◆ GIVEN PROBLEM
In the data, extract each line that holds the string "mười".

◆ RAW RECORDS
***

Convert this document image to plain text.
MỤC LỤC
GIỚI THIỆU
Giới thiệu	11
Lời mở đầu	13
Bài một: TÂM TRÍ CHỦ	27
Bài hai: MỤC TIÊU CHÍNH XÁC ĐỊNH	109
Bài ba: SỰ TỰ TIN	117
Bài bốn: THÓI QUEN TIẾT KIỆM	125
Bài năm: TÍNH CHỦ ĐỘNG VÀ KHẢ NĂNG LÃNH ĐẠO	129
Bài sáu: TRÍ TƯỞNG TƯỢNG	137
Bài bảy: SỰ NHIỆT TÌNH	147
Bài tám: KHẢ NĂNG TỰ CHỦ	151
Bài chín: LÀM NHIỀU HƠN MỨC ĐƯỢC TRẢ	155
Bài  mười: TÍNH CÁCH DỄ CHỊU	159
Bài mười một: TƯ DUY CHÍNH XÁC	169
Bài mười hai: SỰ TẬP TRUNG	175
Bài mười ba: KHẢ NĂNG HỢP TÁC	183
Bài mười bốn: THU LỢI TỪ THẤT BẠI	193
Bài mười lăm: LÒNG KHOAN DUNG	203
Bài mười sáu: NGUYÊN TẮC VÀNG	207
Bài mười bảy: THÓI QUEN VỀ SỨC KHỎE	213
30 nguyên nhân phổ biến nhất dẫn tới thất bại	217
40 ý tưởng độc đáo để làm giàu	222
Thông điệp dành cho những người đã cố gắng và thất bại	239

***

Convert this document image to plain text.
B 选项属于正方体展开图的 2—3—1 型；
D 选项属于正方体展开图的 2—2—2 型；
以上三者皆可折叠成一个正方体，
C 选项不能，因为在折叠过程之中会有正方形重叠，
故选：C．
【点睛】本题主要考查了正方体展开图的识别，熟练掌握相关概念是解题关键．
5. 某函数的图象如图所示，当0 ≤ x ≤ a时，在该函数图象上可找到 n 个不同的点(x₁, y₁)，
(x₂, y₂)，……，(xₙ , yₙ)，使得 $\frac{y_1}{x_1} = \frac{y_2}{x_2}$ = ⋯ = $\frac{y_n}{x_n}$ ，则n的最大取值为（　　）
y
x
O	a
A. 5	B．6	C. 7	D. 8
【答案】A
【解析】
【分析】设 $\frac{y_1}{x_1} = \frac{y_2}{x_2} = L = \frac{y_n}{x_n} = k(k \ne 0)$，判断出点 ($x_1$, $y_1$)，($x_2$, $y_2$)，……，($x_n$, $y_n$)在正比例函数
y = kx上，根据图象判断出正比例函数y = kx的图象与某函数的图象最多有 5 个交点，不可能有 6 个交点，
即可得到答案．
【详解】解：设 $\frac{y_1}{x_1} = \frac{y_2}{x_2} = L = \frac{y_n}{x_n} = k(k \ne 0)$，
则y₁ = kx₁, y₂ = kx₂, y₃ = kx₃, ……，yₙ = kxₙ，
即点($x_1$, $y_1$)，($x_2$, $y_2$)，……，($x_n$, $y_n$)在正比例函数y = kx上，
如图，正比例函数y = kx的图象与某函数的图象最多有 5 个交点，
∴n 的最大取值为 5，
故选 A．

***

◆ RESPONSE BELOW
Bài  mười: TÍNH CÁCH DỄ CHỊU	159
Bài mười một: TƯ DUY CHÍNH XÁC	169
Bài mười hai: SỰ TẬP TRUNG	175
Bài mười ba: KHẢ NĂNG HỢP TÁC	183
Bài mười bốn: THU LỢI TỪ THẤT BẠI	193
Bài mười lăm: LÒNG KHOAN DUNG	203
Bài mười sáu: NGUYÊN TẮC VÀNG	207
Bài mười bảy: THÓI QUEN VỀ SỨC KHỎE	213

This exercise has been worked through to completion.